— START —
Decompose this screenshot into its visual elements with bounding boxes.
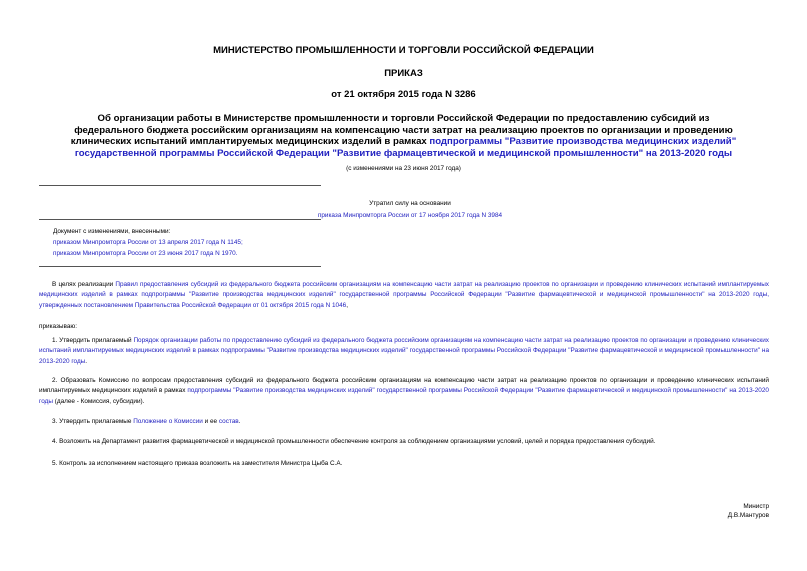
- amending-docs: [53, 226, 243, 259]
- item-1-text: 1. Утвердить прилагаемый: [52, 337, 134, 344]
- rules-link[interactable]: Правил предоставления субсидий из федерального бюджета российским организациям на компенсацию части затрат на реализацию проектов по организации и проведению клинических испытаний имплантируемых медицинских изделий в рамках подпрограммы "Развитие производства медицинских изделий" государственной программы Российской Федерации "Развитие фармацевтической и медицинской промышленности" на 2013-2020 годы, утвержденных постановлением Правительства Российской Федерации от 01 октября 2015 года N 1046: [39, 281, 769, 309]
- intro-text: В целях реализации: [52, 281, 116, 288]
- amending-doc-link-1[interactable]: приказом Минпромторга России от 13 апреля 2017 года N 1145;: [53, 239, 243, 246]
- amendment-note: (с изменениями на 23 июня 2017 года): [346, 165, 461, 172]
- commission-regulation-link[interactable]: Положение о Комиссии: [133, 418, 203, 425]
- amending-doc-link-2[interactable]: приказом Минпромторга России от 23 июня 2017 года N 1970.: [53, 250, 238, 257]
- item-4: [39, 437, 769, 447]
- document-type: ПРИКАЗ: [384, 68, 423, 79]
- procedure-link[interactable]: Порядок организации работы по предоставлению субсидий из федерального бюджета российским организациям на компенсацию части затрат на реализацию проектов по организации и проведению клинических испытаний имплантируемых медицинских изделий в рамках подпрограммы "Развитие производства медицинских изделий" государственной программы Российской Федерации "Развитие фармацевтической и медицинской промышленности" на 2013-2020 годы: [39, 337, 769, 365]
- signature-block: [728, 502, 769, 520]
- lost-force-link[interactable]: приказа Минпромторга России от 17 ноября 2017 года N 3984: [317, 212, 503, 219]
- title-subprogram-link[interactable]: подпрограммы "Развитие производства медицинских изделий" государственной программы Российской Федерации "Развитие фармацевтической и медицинской промышленности" на 2013-2020 годы: [74, 136, 737, 159]
- lost-force-label: Утратил силу на основании: [369, 200, 451, 207]
- item-4-text: 4. Возложить на Департамент развития фармацевтической и медицинской промышленности обеспечение контроля за соблюдением организациями условий, целей и порядка предоставления субсидий.: [52, 438, 656, 445]
- amending-docs-label: Документ с изменениями, внесенными:: [53, 228, 171, 235]
- item-3-mid: и ее: [202, 418, 219, 425]
- intro-paragraph: [39, 280, 769, 311]
- commission-composition-link[interactable]: состав: [218, 418, 239, 425]
- order-word: приказываю:: [39, 323, 77, 330]
- document-date-number: от 21 октября 2015 года N 3286: [331, 89, 476, 100]
- item-2-end: (далее - Комиссия, субсидии).: [52, 397, 145, 405]
- item-3-end: .: [238, 418, 241, 425]
- item-2-text: 2. Образовать Комиссию по вопросам предоставления субсидий из федерального бюджета российским организациям на компенсацию части затрат на реализацию проектов по организации и проведению клинических испытаний имплантируемых медицинских изделий в рамках: [39, 377, 769, 395]
- item-1-end: .: [85, 357, 88, 365]
- item-3: [39, 417, 769, 427]
- item-2: [39, 376, 769, 407]
- intro-end: ,: [346, 301, 348, 309]
- item-5-text: 5. Контроль за исполнением настоящего приказа возложить на заместителя Министра Цыба С.А.: [52, 460, 343, 467]
- signature-name: Д.В.Мантуров: [727, 512, 769, 519]
- divider: [39, 219, 321, 220]
- divider: [39, 185, 321, 186]
- title-text: Об организации работы в Министерстве промышленности и торговли Российской Федерации по предоставлению субсидий из федерального бюджета российским организациям на компенсацию части затрат на реализацию проектов по организации и проведению клинических испытаний имплантируемых медицинских изделий в рамках: [70, 113, 733, 147]
- item-5: [39, 459, 769, 469]
- ministry-heading: МИНИСТЕРСТВО ПРОМЫШЛЕННОСТИ И ТОРГОВЛИ РОССИЙСКОЙ ФЕДЕРАЦИИ: [213, 45, 594, 56]
- document-title: [64, 113, 743, 159]
- item-1: [39, 336, 769, 367]
- item-3-text: 3. Утвердить прилагаемые: [52, 418, 134, 425]
- subprogram-link[interactable]: подпрограммы "Развитие производства медицинских изделий" государственной программы Российской Федерации "Развитие фармацевтической и медицинской промышленности" на 2013-2020 годы: [39, 387, 769, 405]
- signature-position: Министр: [743, 503, 769, 510]
- divider: [39, 266, 321, 267]
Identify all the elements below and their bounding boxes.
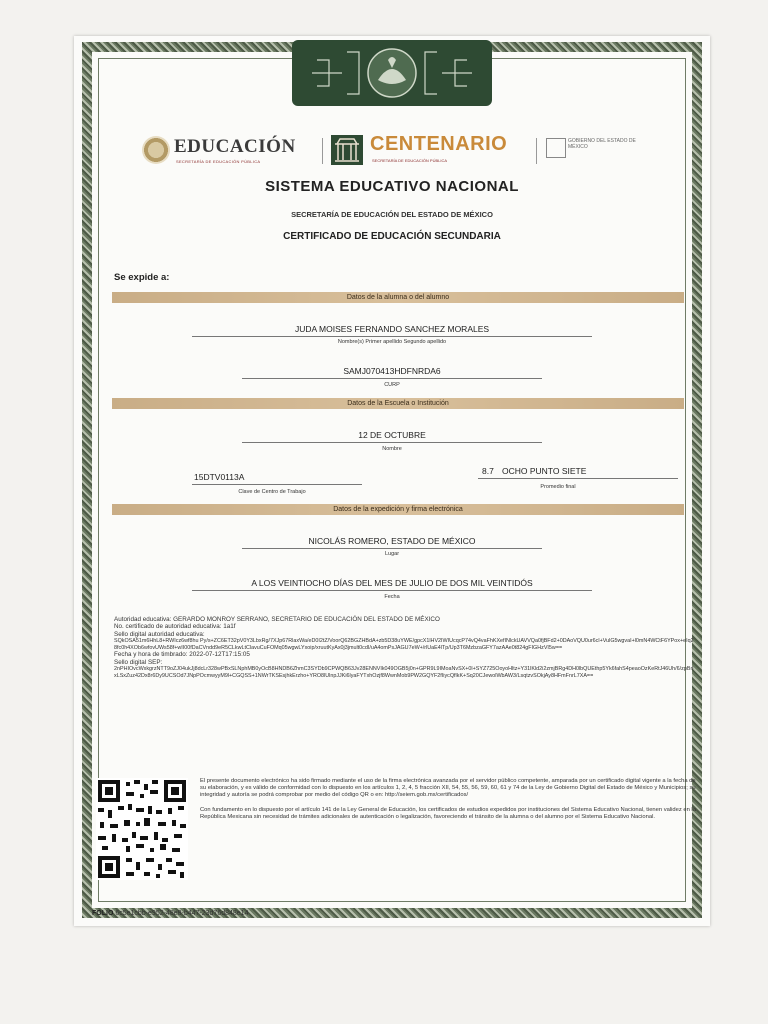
stamp-timestamp: Fecha y hora de timbrado: 2022-07-12T17:15:05	[114, 651, 250, 659]
issue-place-caption: Lugar	[384, 551, 400, 557]
legal-paragraph-validity: Con fundamento en lo dispuesto por el artículo 141 de la Ley General de Educación, los certificados de estudios expedidos por instituciones del Sistema Educativo Nacional, tienen validez en la República Mexicana sin necesidad de trámites adicionales de autenticación o legalización, favoreciendo el tránsito de la alumna o del alumno por el Sistema Educativo Nacional.	[200, 807, 696, 820]
certificate-page	[74, 36, 710, 926]
average-text: OCHO PUNTO SIETE	[502, 466, 587, 476]
centenario-logo-text: CENTENARIO	[370, 133, 508, 155]
system-title: SISTEMA EDUCATIVO NACIONAL	[265, 178, 519, 195]
field-underline	[242, 442, 542, 443]
student-name-caption: Nombre(s) Primer apellido Segundo apellido	[337, 339, 447, 345]
section-band-school: Datos de la Escuela o Institución	[112, 398, 684, 409]
school-cct-caption: Clave de Centro de Trabajo	[238, 489, 306, 495]
education-logo-text: EDUCACIÓN	[174, 136, 296, 157]
field-underline	[192, 336, 592, 337]
folio	[92, 910, 248, 917]
certificate-title: CERTIFICADO DE EDUCACIÓN SECUNDARIA	[283, 231, 501, 242]
average-caption: Promedio final	[540, 484, 576, 490]
school-cct: 15DTV0113A	[194, 472, 245, 482]
logo-row	[134, 132, 670, 172]
school-name: 12 DE OCTUBRE	[358, 430, 426, 440]
field-underline	[242, 548, 542, 549]
education-logo-subtitle: SECRETARÍA DE EDUCACIÓN PÚBLICA	[176, 159, 261, 164]
sep-digital-seal: 2nPHIOvcWxkgrzNTT9oZJ04ukJj8dcLr328wPBxSLNphMB0yOcB8HNDB6ZhmC3SYDb9CPWQB63Jv28ENNVIk049OGB5j0n+GPR9L9IMoaNvSX+0l+SYZ725OoyoHltz+Y31lKld2i2zmjBRg4DH0lbQUEthp5Yk6fahS4peaoOzKeRtJ46Uh/6/zpBrlxLSxZuz42Dx8r6Dy9UCSOd7JNpPOcmwyyM9l+CGQSS+1NWrTKSEsjhkErzho+YRO8lUlnpJJKi6lyaFYTxhOzjf8WwnMob9PW2GQYF2fIiycQflkK+Sq20CJewolWbAW3/LsqtzvSOkjAy8HFmFnrL7XA==	[114, 666, 694, 679]
issue-date-caption: Fecha	[384, 594, 400, 600]
section-band-student: Datos de la alumna o del alumno	[112, 292, 684, 303]
issue-place: NICOLÁS ROMERO, ESTADO DE MÉXICO	[308, 536, 476, 546]
national-seal-icon	[292, 40, 492, 106]
field-underline	[192, 484, 362, 485]
secretaria-title: SECRETARÍA DE EDUCACIÓN DEL ESTADO DE MÉXICO	[291, 210, 493, 219]
authority-certificate-number: No. certificado de autoridad educativa: 1a1f	[114, 623, 236, 631]
issue-date: A LOS VEINTIOCHO DÍAS DEL MES DE JULIO DE DOS MIL VEINTIDÓS	[251, 578, 533, 588]
expide-label: Se expide a:	[114, 272, 170, 283]
folio-value: 6c5e1cbb-e952-48e8-b447-23d76d848e14	[115, 910, 249, 917]
field-underline	[192, 590, 592, 591]
school-name-caption: Nombre	[382, 446, 402, 452]
student-curp-caption: CURP	[384, 382, 400, 388]
average-number: 8.7	[482, 466, 494, 476]
field-underline	[242, 378, 542, 379]
sep-seal-label: Sello digital SEP:	[114, 658, 163, 666]
section-band-issue: Datos de la expedición y firma electrónica	[112, 504, 684, 515]
legal-paragraph-signature: El presente documento electrónico ha sido firmado mediante el uso de la firma electrónica avanzada por el servidor público competente, amparada por un certificado digital vigente a la fecha de su elaboración, y es válido de conformidad con lo dispuesto en los artículos 1, 2, 4, 5 fracción XII, 54, 55, 56, 59, 60, 61 y 74 de la Ley de Gobierno Digital del Estado de México y Municipios; su integridad y autoría se podrá comprobar por medio del código QR o en: http://seiem.gob.mx/certificados/	[200, 778, 696, 798]
education-emblem-icon	[142, 136, 170, 164]
authority-seal-label: Sello digital autoridad educativa:	[114, 630, 205, 638]
authority-block	[114, 616, 694, 679]
authority-digital-seal: SQkOSA51m6HhL8+RWIcz6wf8hu Py/s+ZC6ET32pV0Y3LbxRg/7XJp67RlaxWa/eD0I2tZ/VoorQ62BGZHBdA+zb5D38uYWE/gpcX1lHV2IWIUcqcP74vQ4vaFhKXefINlckUAVVQa0fjBFd2+0DAoVQU0ur6cl+VulG5wgvaI+l0mN4WCtF6YPox+eIq28fc0h4XOb6wfovUWs58f+wII00fDaCVndd9eR5CLkwLtClavuCuFOMq05wgwLYxoip/xruutKyAx0j3jmult0cdI/uA4omPsJAGU7eW+/rlUaE4lTp/Up3T6MzbzaGFY7azAAe0t824gFIGHzVI5w==	[114, 638, 694, 651]
authority-name: Autoridad educativa: GERARDO MONROY SERRANO, SECRETARIO DE EDUCACIÓN DEL ESTADO DE MÉXICO	[114, 616, 440, 623]
logo-divider	[322, 138, 323, 164]
centenario-building-icon	[330, 134, 364, 166]
field-underline	[478, 478, 678, 479]
logo-divider	[536, 138, 537, 164]
folio-label: FOLIO	[92, 910, 114, 917]
legal-notice	[200, 778, 700, 829]
centenario-logo-subtitle: SECRETARÍA DE EDUCACIÓN PÚBLICA	[372, 158, 448, 163]
state-government-emblem-icon	[546, 138, 566, 158]
student-name: JUDA MOISES FERNANDO SANCHEZ MORALES	[294, 324, 490, 334]
qr-code-icon[interactable]	[96, 778, 188, 880]
state-government-logo-text: GOBIERNO DEL ESTADO DE MÉXICO	[568, 138, 636, 150]
student-curp: SAMJ070413HDFNRDA6	[343, 366, 441, 376]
— END —
Please copy out again, unchanged, the lines of the items from the one holding "stamp-timestamp: Fecha y" through the one holding "551, 400, 557]", both of those lines included.

stamp-timestamp: Fecha y hora de timbrado: 2022-07-12T17:15:05	[114, 651, 250, 659]
issue-place-caption: Lugar	[384, 551, 400, 557]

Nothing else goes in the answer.